_Dataset records_.
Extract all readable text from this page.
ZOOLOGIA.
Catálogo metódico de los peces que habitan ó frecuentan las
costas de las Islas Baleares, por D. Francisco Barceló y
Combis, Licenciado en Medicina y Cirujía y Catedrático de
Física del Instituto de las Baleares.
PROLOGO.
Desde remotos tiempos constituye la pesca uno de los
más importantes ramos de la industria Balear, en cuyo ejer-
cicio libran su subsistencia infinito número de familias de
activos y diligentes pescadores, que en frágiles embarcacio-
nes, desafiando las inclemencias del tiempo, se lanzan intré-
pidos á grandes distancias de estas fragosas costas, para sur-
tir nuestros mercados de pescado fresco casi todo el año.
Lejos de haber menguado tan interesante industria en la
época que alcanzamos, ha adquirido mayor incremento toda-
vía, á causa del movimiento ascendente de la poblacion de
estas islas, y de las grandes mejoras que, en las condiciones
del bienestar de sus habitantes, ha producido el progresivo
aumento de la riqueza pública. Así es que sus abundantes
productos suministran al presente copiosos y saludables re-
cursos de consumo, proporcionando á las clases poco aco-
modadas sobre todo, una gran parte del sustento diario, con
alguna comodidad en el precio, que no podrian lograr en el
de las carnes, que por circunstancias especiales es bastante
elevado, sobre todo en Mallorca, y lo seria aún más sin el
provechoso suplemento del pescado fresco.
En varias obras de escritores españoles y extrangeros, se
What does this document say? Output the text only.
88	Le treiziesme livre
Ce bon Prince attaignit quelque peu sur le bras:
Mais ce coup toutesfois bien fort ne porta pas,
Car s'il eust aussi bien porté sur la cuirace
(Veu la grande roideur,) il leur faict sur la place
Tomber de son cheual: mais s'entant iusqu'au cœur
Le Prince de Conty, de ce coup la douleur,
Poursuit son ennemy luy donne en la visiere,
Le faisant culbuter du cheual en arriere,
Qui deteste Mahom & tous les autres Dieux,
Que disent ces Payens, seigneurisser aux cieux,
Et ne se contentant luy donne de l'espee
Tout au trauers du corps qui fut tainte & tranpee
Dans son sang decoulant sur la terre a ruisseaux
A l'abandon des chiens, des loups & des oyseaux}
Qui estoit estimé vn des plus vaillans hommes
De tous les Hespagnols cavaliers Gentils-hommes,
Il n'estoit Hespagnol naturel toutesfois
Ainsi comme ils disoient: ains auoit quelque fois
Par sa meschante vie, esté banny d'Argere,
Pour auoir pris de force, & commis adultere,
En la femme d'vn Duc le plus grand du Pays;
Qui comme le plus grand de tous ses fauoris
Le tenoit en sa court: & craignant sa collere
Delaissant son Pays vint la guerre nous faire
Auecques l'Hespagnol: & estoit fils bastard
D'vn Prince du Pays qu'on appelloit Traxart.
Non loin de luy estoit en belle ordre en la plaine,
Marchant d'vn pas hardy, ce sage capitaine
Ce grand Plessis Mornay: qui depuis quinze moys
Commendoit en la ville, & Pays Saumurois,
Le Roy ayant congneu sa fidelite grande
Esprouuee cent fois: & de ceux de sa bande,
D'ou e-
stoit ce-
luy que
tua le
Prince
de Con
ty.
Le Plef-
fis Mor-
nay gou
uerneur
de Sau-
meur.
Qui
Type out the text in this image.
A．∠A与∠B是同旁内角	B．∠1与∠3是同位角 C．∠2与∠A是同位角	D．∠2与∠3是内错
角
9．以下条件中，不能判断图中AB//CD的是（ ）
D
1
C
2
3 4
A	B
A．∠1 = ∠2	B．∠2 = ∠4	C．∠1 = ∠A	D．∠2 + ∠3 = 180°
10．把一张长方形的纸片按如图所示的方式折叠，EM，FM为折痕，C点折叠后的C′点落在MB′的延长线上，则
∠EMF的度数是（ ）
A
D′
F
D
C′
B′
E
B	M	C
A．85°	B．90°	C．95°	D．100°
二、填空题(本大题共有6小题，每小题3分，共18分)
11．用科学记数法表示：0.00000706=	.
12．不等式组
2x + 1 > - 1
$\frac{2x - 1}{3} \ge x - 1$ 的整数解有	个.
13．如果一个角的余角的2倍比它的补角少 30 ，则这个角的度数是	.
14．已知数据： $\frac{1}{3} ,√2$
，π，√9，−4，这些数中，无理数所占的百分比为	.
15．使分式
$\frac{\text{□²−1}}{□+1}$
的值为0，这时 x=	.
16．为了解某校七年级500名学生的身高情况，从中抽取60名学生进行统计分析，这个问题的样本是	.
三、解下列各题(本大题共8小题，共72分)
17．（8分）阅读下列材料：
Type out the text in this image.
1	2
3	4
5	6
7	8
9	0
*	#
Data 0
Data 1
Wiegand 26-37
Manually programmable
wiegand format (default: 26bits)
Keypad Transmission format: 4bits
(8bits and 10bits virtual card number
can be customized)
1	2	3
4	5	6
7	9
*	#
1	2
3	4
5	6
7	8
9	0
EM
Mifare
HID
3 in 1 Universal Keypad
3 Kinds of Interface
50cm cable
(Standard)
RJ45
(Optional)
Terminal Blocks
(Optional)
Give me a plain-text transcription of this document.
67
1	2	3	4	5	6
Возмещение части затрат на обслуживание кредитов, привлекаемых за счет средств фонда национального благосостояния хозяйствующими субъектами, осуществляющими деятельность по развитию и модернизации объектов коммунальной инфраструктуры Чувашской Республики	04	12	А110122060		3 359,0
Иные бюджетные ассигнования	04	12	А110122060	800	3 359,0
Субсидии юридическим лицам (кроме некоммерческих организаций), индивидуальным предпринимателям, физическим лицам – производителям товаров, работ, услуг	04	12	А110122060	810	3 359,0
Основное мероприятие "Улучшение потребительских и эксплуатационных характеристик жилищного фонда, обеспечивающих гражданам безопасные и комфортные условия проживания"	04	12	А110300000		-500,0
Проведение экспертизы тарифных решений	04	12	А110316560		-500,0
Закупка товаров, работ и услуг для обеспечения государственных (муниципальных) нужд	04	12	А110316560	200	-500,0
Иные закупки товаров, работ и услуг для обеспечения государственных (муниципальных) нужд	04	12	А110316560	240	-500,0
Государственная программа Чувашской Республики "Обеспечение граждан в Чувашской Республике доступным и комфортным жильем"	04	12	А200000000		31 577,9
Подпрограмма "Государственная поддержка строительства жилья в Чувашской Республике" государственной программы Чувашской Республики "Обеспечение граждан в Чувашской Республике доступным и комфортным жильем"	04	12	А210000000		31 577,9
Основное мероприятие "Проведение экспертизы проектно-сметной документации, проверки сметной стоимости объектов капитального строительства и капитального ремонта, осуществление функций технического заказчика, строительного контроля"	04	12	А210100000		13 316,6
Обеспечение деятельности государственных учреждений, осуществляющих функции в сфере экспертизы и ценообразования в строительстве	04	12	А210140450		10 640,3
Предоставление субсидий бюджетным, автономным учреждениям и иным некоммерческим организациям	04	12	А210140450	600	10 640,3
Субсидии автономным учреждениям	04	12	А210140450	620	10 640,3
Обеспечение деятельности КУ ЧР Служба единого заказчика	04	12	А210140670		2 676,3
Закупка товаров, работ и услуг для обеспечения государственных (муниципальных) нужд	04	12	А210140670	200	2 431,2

_Required task_. How many lines in the listing above contain "Субсидии"? Answer with the number alone.

_Result of the task_. 2